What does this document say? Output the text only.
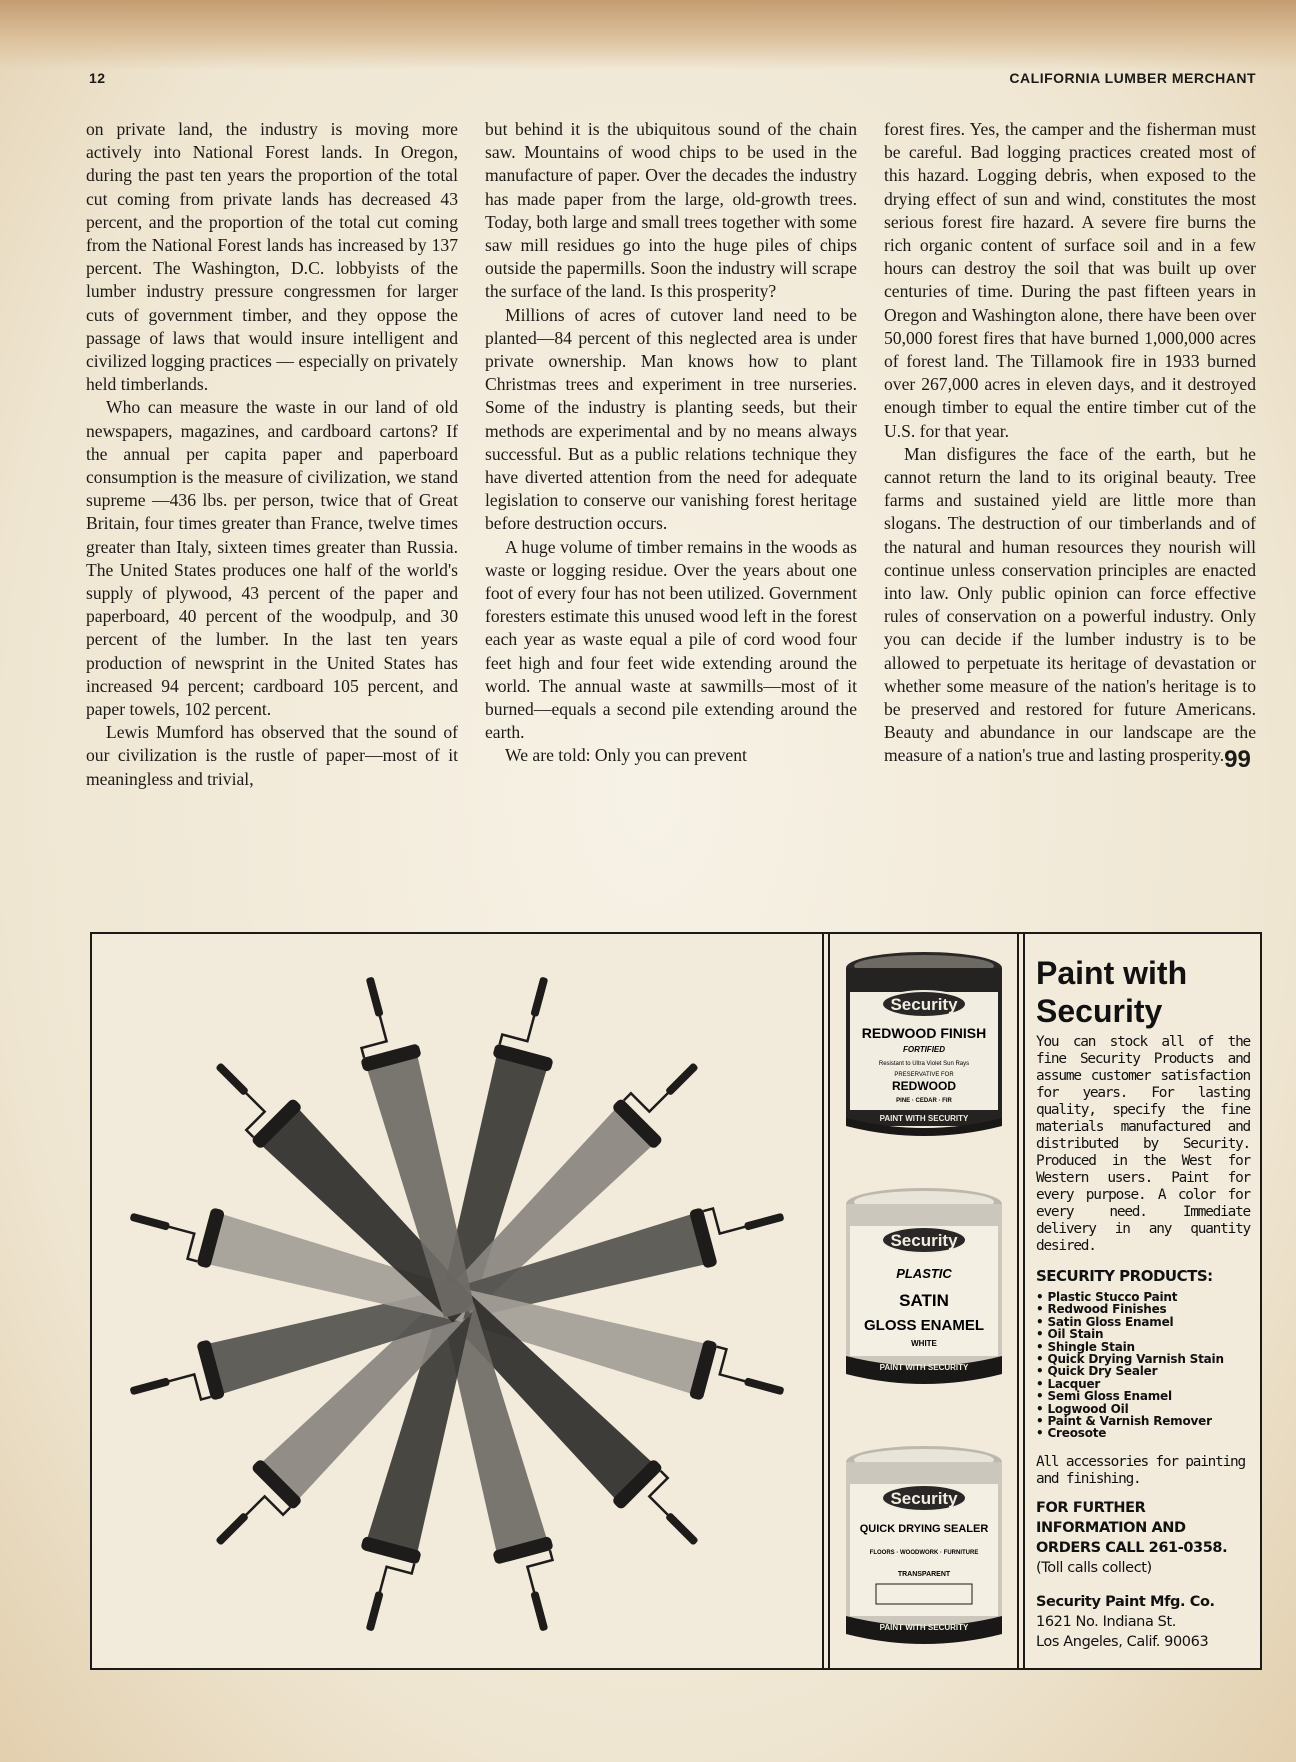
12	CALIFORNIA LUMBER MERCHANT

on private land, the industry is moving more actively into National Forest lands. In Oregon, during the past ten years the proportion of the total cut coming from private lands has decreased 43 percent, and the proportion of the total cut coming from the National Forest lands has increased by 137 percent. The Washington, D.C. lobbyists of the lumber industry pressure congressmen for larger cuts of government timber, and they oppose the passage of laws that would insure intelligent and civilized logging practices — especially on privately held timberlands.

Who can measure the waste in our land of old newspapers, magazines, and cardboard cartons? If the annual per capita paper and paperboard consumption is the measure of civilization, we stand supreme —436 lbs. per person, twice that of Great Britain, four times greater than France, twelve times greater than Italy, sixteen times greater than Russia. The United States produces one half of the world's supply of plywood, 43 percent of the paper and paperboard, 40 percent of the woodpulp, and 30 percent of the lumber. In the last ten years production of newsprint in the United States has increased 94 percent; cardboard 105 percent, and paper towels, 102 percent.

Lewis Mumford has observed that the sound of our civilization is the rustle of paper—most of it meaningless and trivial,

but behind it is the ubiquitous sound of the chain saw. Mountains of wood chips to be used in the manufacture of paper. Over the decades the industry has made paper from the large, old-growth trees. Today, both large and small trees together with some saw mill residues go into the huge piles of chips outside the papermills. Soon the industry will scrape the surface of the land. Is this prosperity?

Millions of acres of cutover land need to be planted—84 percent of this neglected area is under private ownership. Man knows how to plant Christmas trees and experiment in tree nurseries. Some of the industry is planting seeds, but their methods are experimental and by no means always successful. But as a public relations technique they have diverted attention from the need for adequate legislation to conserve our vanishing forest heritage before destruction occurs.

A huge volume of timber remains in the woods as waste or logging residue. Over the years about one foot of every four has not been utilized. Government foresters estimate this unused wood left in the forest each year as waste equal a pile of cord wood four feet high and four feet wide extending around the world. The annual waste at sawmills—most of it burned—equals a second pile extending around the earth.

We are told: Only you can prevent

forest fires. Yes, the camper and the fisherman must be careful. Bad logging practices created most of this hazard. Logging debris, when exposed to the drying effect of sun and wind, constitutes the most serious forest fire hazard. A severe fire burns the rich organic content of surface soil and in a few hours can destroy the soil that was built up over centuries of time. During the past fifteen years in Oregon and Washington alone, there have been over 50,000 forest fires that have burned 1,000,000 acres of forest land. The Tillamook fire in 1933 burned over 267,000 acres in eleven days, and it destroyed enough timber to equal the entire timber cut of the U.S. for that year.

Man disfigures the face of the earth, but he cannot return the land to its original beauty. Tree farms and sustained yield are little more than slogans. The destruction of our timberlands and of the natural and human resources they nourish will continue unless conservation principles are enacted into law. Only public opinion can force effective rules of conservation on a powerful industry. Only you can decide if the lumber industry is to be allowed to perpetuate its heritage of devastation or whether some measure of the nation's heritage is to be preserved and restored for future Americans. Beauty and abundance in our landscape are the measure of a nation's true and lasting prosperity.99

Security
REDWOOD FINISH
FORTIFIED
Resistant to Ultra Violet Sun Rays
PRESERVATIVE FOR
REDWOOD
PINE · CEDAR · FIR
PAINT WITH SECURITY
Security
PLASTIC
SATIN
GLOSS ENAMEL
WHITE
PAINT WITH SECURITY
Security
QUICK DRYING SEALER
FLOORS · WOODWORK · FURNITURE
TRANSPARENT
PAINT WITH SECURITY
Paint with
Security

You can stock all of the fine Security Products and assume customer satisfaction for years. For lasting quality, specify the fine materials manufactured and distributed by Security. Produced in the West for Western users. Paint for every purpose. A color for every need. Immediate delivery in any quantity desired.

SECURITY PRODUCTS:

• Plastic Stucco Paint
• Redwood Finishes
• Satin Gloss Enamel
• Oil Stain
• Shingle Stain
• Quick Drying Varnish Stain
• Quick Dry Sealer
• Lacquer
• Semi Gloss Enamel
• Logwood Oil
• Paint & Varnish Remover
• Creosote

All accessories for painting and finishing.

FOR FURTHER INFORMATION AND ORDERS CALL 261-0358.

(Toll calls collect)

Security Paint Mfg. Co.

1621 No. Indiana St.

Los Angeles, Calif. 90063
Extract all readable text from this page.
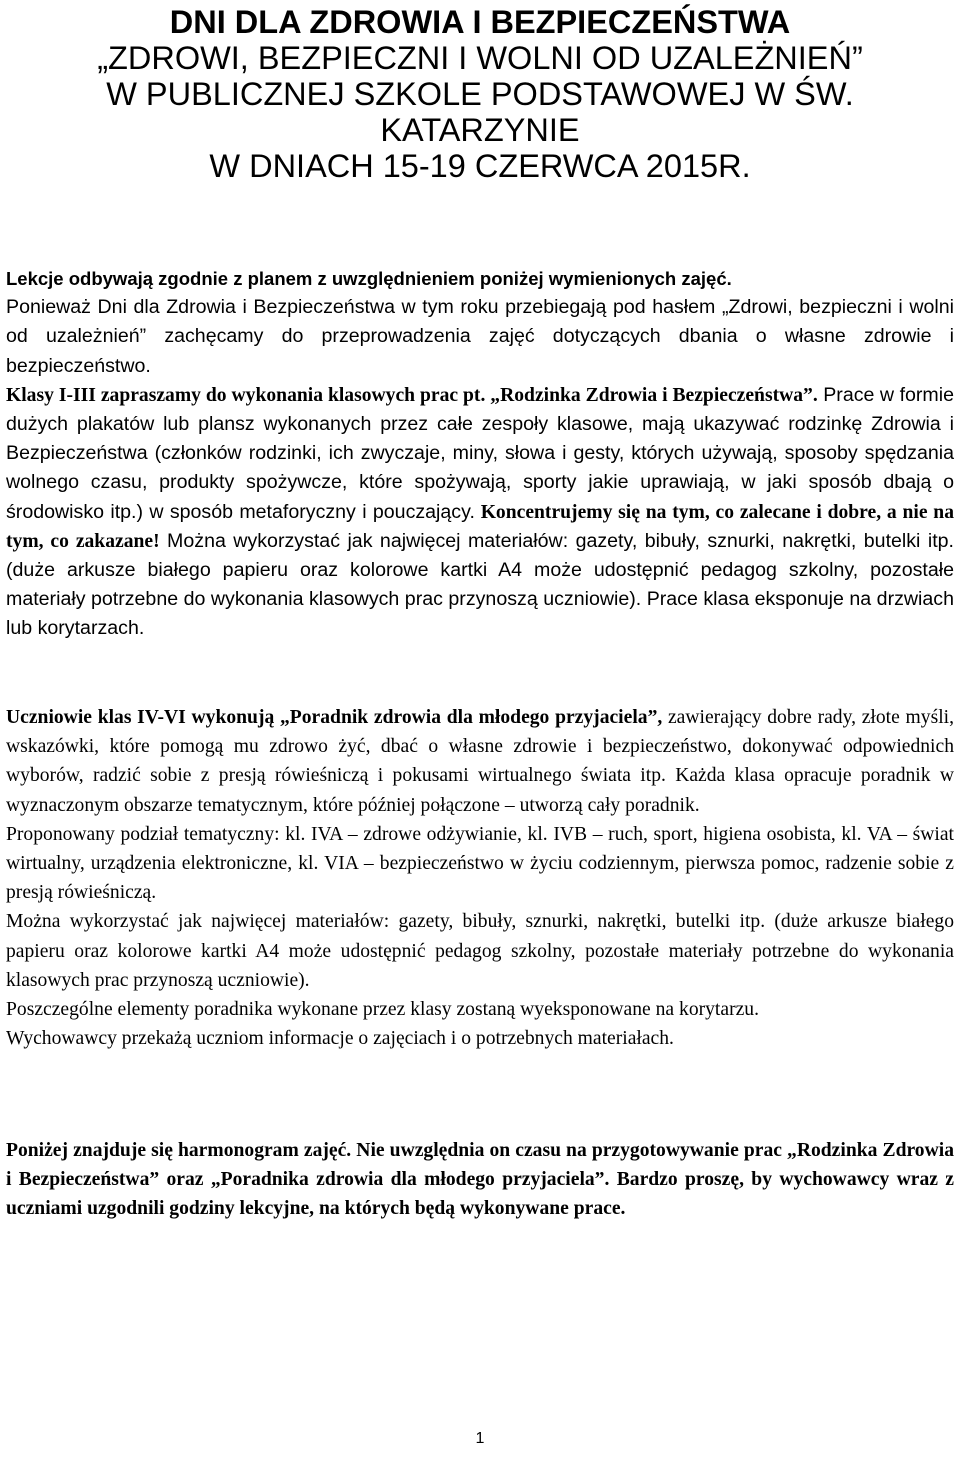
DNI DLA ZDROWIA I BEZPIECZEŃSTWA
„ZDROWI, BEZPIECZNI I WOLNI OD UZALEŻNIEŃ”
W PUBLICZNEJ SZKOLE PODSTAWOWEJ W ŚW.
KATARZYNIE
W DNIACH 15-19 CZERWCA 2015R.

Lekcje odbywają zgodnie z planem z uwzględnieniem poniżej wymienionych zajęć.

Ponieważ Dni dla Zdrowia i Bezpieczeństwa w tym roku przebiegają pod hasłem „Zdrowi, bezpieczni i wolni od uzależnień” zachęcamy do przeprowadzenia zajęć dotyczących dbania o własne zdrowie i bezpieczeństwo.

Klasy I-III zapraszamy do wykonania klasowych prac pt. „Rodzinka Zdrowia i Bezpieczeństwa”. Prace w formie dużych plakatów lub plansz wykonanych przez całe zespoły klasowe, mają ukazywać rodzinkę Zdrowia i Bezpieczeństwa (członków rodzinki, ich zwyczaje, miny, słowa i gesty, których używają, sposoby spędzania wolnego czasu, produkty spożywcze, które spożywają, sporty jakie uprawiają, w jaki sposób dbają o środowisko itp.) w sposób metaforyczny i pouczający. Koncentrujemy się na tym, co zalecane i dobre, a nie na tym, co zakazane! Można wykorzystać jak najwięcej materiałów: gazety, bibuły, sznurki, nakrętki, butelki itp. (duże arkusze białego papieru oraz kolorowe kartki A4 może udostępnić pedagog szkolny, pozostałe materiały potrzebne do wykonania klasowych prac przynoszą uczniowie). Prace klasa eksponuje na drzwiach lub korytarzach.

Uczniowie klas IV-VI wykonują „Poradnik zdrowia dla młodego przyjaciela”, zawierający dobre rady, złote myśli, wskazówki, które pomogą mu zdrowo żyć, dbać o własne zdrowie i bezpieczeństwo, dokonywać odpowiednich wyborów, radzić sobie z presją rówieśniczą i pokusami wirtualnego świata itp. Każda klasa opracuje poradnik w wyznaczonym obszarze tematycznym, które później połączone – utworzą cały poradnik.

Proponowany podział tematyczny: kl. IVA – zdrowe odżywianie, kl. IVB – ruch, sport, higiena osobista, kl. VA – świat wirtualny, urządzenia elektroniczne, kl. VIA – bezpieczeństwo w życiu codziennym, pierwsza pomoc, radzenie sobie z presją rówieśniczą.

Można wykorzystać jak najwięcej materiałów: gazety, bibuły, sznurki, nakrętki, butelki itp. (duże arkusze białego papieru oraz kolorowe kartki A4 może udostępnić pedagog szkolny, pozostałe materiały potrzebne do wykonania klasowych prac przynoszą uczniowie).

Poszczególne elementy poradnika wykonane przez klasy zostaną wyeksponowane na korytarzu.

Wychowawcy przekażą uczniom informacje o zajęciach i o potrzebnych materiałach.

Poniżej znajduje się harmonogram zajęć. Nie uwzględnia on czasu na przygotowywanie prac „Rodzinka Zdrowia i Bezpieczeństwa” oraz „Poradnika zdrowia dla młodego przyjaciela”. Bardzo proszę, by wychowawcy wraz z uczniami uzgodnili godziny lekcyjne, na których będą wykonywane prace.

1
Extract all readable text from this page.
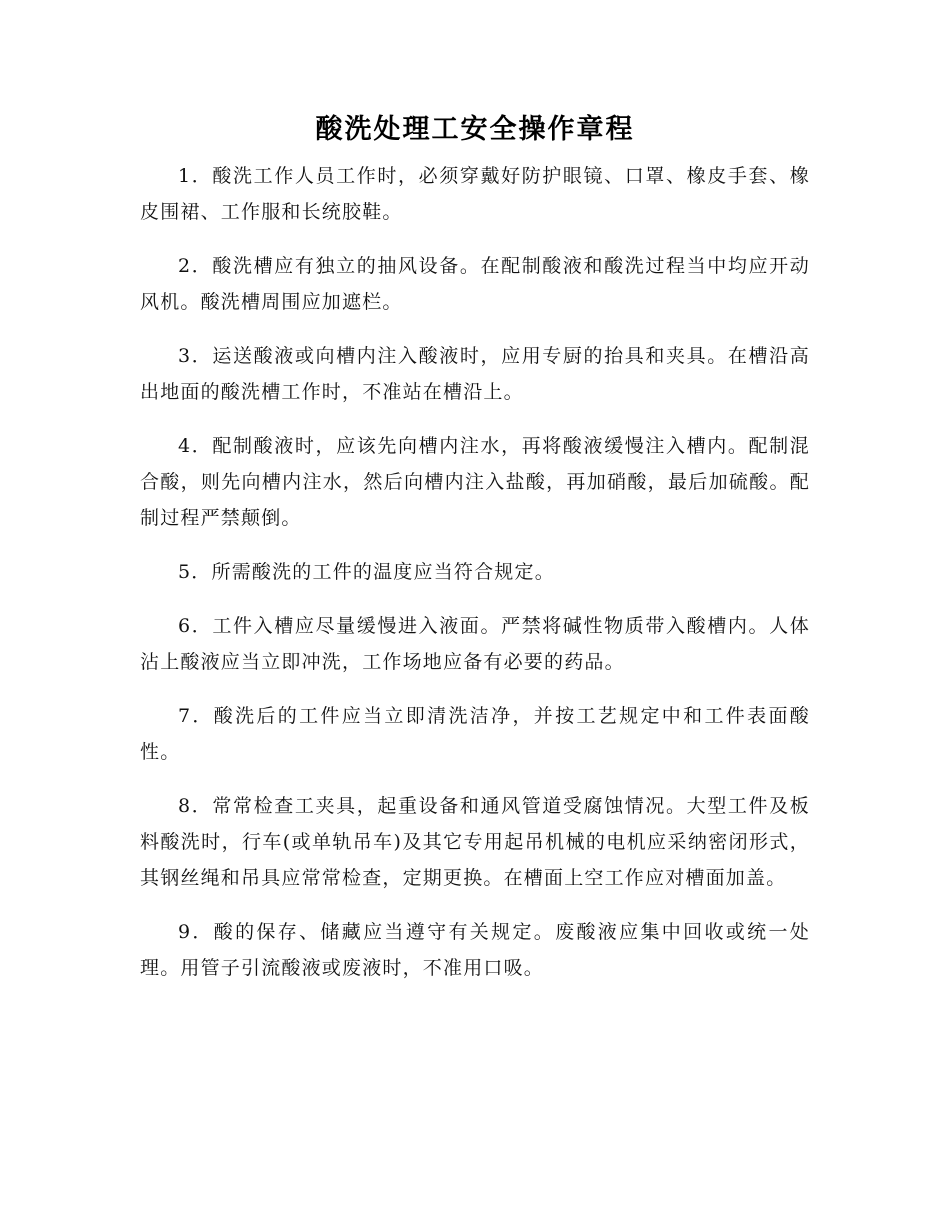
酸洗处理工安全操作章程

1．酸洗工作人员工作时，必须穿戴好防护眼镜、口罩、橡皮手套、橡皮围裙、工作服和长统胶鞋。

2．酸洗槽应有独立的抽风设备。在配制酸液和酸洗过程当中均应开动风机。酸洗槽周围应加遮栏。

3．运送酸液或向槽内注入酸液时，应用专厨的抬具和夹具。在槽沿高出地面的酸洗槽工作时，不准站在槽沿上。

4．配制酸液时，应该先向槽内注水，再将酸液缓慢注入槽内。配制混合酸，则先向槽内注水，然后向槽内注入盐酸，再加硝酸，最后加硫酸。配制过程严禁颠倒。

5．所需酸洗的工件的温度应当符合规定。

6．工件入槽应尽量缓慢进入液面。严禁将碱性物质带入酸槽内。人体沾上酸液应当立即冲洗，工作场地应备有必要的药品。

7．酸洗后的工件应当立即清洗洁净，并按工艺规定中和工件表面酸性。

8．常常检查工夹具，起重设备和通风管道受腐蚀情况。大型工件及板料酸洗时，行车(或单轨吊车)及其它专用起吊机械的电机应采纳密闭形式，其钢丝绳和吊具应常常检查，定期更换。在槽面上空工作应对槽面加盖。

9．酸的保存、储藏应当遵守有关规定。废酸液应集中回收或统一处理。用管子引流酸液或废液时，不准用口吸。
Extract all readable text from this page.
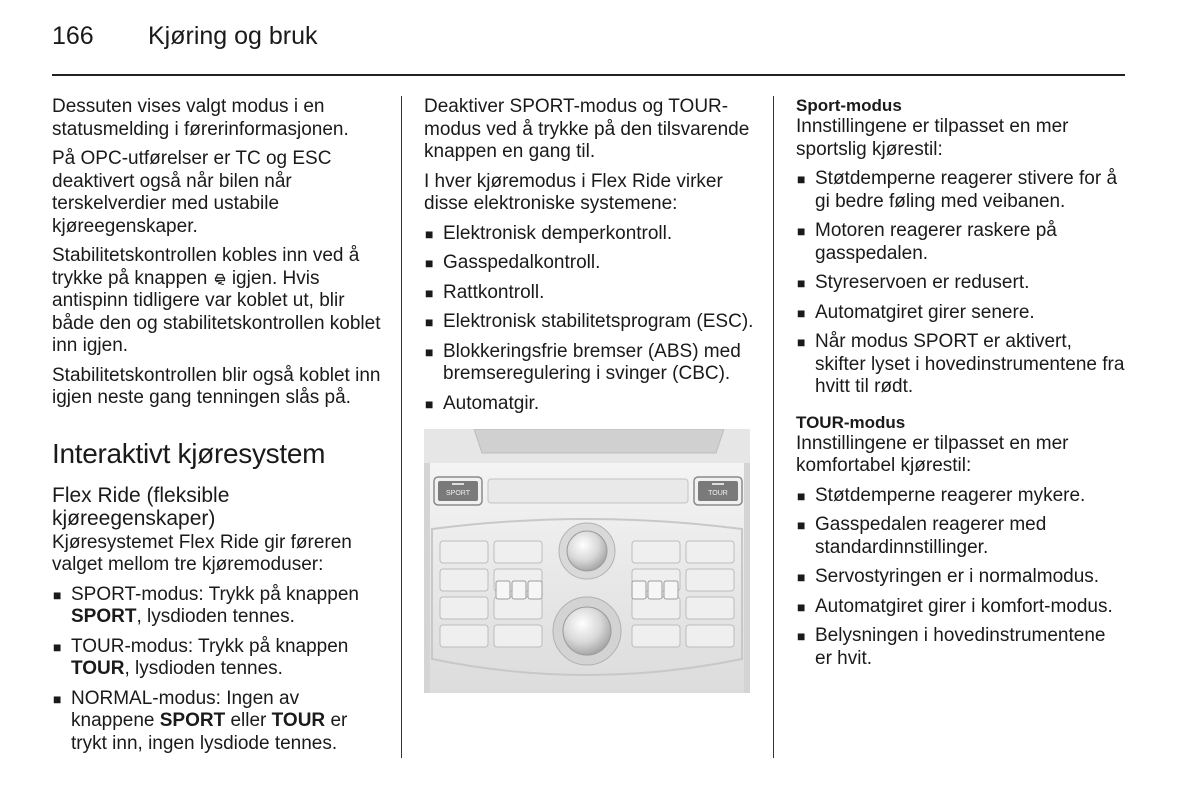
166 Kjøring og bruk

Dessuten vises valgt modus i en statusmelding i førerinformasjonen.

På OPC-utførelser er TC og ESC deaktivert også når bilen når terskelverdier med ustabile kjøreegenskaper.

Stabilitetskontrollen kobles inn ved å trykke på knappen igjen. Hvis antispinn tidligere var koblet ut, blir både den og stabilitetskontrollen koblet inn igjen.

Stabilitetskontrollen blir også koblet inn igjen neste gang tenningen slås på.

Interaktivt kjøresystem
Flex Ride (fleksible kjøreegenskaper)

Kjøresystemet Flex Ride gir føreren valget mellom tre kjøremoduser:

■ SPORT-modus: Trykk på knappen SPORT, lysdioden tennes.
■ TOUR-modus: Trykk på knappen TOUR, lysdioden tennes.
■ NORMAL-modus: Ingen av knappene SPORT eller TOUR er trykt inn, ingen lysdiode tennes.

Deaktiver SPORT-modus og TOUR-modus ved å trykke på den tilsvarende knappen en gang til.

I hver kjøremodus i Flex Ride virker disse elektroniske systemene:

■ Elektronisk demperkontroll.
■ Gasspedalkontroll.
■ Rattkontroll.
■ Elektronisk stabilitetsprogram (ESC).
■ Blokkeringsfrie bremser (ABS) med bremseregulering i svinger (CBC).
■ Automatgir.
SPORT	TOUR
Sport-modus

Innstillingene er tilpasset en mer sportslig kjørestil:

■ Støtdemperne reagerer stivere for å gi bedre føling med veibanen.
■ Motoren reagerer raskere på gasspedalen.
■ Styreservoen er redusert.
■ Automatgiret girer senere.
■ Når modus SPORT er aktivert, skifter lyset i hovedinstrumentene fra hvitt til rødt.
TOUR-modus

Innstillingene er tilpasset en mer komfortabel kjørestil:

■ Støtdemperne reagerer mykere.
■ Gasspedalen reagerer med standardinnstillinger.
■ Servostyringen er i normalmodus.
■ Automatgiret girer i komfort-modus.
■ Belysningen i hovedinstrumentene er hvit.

★ ★ ★ ★ ★

#### [REQUIREMENTS]
Using the listing above, gather each line that holds the string "Flex" and copy it.

#### [PROBLEM SOLUTION]
Flex Ride (fleksible kjøreegenskaper)
Kjøresystemet Flex Ride gir føreren valget mellom tre kjøremoduser:
I hver kjøremodus i Flex Ride virker disse elektroniske systemene:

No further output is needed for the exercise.